Exercise materials:
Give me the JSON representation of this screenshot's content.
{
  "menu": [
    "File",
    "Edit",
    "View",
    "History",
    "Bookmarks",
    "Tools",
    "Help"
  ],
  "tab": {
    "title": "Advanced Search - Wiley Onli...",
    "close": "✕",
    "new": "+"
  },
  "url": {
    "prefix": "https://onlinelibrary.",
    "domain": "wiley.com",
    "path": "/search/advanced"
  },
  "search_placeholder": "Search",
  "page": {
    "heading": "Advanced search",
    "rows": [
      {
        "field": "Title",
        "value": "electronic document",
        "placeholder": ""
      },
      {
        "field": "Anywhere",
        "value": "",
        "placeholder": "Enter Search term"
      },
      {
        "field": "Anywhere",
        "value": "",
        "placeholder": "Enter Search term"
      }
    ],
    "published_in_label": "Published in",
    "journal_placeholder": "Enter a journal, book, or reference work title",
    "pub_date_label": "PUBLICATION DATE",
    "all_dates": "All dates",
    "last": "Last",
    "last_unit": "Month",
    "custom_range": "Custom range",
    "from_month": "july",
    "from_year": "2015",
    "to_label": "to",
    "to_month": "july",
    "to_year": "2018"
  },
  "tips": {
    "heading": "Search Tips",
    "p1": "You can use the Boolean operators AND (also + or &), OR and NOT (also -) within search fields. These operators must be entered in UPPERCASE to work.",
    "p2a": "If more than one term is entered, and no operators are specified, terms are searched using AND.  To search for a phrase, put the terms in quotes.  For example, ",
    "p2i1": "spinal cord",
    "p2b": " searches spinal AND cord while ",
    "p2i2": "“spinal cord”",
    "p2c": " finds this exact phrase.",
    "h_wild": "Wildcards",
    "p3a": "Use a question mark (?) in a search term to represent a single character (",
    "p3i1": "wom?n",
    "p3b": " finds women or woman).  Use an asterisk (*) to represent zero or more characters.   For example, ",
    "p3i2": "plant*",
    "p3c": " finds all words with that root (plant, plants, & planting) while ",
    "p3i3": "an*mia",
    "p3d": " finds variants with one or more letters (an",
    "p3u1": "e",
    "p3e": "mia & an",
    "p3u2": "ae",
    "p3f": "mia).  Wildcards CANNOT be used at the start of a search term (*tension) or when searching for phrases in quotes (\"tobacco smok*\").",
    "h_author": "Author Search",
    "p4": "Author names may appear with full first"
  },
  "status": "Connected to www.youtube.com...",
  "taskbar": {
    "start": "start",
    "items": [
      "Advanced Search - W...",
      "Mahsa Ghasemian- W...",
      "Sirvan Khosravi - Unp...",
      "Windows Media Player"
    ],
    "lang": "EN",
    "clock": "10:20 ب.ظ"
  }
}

What you should do: From the entries, copy out each line containing the word "entered".

Response to the exercise:
    "p1": "You can use the Boolean operators AND (also + or &), OR and NOT (also -) within search fields. These operators must be entered in UPPERCASE to work.",
    "p2a": "If more than one term is entered, and no operators are specified, terms are searched using AND.  To search for a phrase, put the terms in quotes.  For example, ",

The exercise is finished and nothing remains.